— START OF Data in this exercise —

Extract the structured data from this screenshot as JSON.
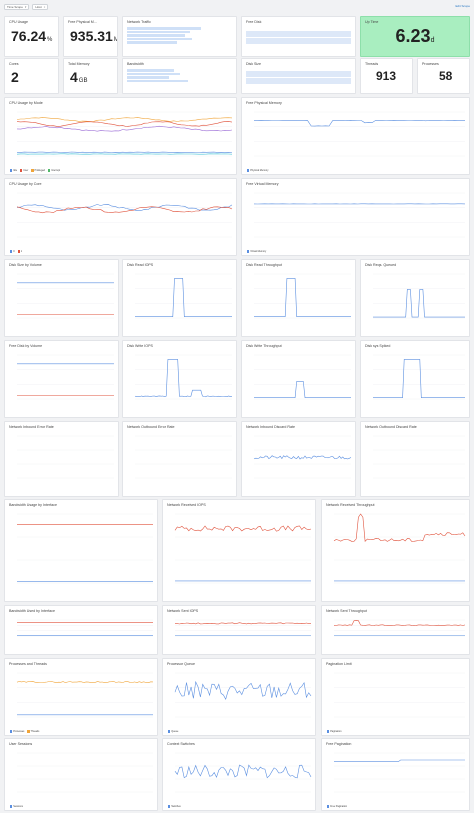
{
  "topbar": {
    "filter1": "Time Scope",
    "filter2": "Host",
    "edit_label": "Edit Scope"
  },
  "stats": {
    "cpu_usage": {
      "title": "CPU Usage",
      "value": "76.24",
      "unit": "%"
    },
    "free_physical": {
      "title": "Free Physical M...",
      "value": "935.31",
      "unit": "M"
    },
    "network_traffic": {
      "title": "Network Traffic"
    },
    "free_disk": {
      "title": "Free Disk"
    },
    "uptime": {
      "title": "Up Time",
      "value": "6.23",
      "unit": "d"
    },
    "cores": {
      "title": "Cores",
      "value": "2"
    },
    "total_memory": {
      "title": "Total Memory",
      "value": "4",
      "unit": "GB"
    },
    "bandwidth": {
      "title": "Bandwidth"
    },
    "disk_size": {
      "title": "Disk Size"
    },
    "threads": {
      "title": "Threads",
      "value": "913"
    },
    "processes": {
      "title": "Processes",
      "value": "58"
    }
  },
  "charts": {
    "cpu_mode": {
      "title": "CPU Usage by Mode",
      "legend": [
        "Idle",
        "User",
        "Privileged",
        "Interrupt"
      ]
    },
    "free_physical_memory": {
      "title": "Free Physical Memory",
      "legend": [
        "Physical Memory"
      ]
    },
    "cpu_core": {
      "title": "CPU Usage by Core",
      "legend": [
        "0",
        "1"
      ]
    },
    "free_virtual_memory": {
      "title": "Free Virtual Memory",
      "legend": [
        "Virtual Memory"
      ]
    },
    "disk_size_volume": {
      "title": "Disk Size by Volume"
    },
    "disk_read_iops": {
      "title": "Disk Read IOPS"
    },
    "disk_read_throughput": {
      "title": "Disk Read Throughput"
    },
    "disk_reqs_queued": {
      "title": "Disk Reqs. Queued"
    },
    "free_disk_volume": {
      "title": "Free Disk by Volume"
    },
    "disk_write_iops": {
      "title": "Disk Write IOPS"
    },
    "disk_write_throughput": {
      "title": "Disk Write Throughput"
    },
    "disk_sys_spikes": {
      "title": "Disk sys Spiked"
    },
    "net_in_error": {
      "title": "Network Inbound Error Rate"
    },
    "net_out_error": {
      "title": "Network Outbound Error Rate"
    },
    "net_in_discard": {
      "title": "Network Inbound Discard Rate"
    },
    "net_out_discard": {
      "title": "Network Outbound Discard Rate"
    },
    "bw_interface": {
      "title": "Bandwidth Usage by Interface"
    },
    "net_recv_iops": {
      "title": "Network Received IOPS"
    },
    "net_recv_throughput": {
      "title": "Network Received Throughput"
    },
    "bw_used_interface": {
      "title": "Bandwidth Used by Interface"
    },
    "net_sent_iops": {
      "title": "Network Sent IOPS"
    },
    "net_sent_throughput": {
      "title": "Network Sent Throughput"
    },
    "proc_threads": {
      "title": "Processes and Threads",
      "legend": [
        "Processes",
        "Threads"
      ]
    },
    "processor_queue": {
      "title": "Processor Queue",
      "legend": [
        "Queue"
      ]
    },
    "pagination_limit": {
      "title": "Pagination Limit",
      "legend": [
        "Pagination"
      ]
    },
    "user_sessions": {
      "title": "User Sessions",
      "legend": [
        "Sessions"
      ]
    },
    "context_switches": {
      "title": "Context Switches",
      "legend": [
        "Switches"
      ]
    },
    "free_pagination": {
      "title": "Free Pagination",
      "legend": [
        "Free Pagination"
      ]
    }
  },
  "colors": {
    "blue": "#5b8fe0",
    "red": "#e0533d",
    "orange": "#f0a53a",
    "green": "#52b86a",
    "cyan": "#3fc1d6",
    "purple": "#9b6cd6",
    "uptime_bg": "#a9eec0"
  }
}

— END OF Data in this exercise —

■ Required work: All entries must be written out again exactly as given, with no pictures in the copy.

■ Written reply:
Extract the structured data from this screenshot as JSON.
{
  "topbar": {
    "filter1": "Time Scope",
    "filter2": "Host",
    "edit_label": "Edit Scope"
  },
  "stats": {
    "cpu_usage": {
      "title": "CPU Usage",
      "value": "76.24",
      "unit": "%"
    },
    "free_physical": {
      "title": "Free Physical M...",
      "value": "935.31",
      "unit": "M"
    },
    "network_traffic": {
      "title": "Network Traffic"
    },
    "free_disk": {
      "title": "Free Disk"
    },
    "uptime": {
      "title": "Up Time",
      "value": "6.23",
      "unit": "d"
    },
    "cores": {
      "title": "Cores",
      "value": "2"
    },
    "total_memory": {
      "title": "Total Memory",
      "value": "4",
      "unit": "GB"
    },
    "bandwidth": {
      "title": "Bandwidth"
    },
    "disk_size": {
      "title": "Disk Size"
    },
    "threads": {
      "title": "Threads",
      "value": "913"
    },
    "processes": {
      "title": "Processes",
      "value": "58"
    }
  },
  "charts": {
    "cpu_mode": {
      "title": "CPU Usage by Mode",
      "legend": [
        "Idle",
        "User",
        "Privileged",
        "Interrupt"
      ]
    },
    "free_physical_memory": {
      "title": "Free Physical Memory",
      "legend": [
        "Physical Memory"
      ]
    },
    "cpu_core": {
      "title": "CPU Usage by Core",
      "legend": [
        "0",
        "1"
      ]
    },
    "free_virtual_memory": {
      "title": "Free Virtual Memory",
      "legend": [
        "Virtual Memory"
      ]
    },
    "disk_size_volume": {
      "title": "Disk Size by Volume"
    },
    "disk_read_iops": {
      "title": "Disk Read IOPS"
    },
    "disk_read_throughput": {
      "title": "Disk Read Throughput"
    },
    "disk_reqs_queued": {
      "title": "Disk Reqs. Queued"
    },
    "free_disk_volume": {
      "title": "Free Disk by Volume"
    },
    "disk_write_iops": {
      "title": "Disk Write IOPS"
    },
    "disk_write_throughput": {
      "title": "Disk Write Throughput"
    },
    "disk_sys_spikes": {
      "title": "Disk sys Spiked"
    },
    "net_in_error": {
      "title": "Network Inbound Error Rate"
    },
    "net_out_error": {
      "title": "Network Outbound Error Rate"
    },
    "net_in_discard": {
      "title": "Network Inbound Discard Rate"
    },
    "net_out_discard": {
      "title": "Network Outbound Discard Rate"
    },
    "bw_interface": {
      "title": "Bandwidth Usage by Interface"
    },
    "net_recv_iops": {
      "title": "Network Received IOPS"
    },
    "net_recv_throughput": {
      "title": "Network Received Throughput"
    },
    "bw_used_interface": {
      "title": "Bandwidth Used by Interface"
    },
    "net_sent_iops": {
      "title": "Network Sent IOPS"
    },
    "net_sent_throughput": {
      "title": "Network Sent Throughput"
    },
    "proc_threads": {
      "title": "Processes and Threads",
      "legend": [
        "Processes",
        "Threads"
      ]
    },
    "processor_queue": {
      "title": "Processor Queue",
      "legend": [
        "Queue"
      ]
    },
    "pagination_limit": {
      "title": "Pagination Limit",
      "legend": [
        "Pagination"
      ]
    },
    "user_sessions": {
      "title": "User Sessions",
      "legend": [
        "Sessions"
      ]
    },
    "context_switches": {
      "title": "Context Switches",
      "legend": [
        "Switches"
      ]
    },
    "free_pagination": {
      "title": "Free Pagination",
      "legend": [
        "Free Pagination"
      ]
    }
  },
  "colors": {
    "blue": "#5b8fe0",
    "red": "#e0533d",
    "orange": "#f0a53a",
    "green": "#52b86a",
    "cyan": "#3fc1d6",
    "purple": "#9b6cd6",
    "uptime_bg": "#a9eec0"
  }
}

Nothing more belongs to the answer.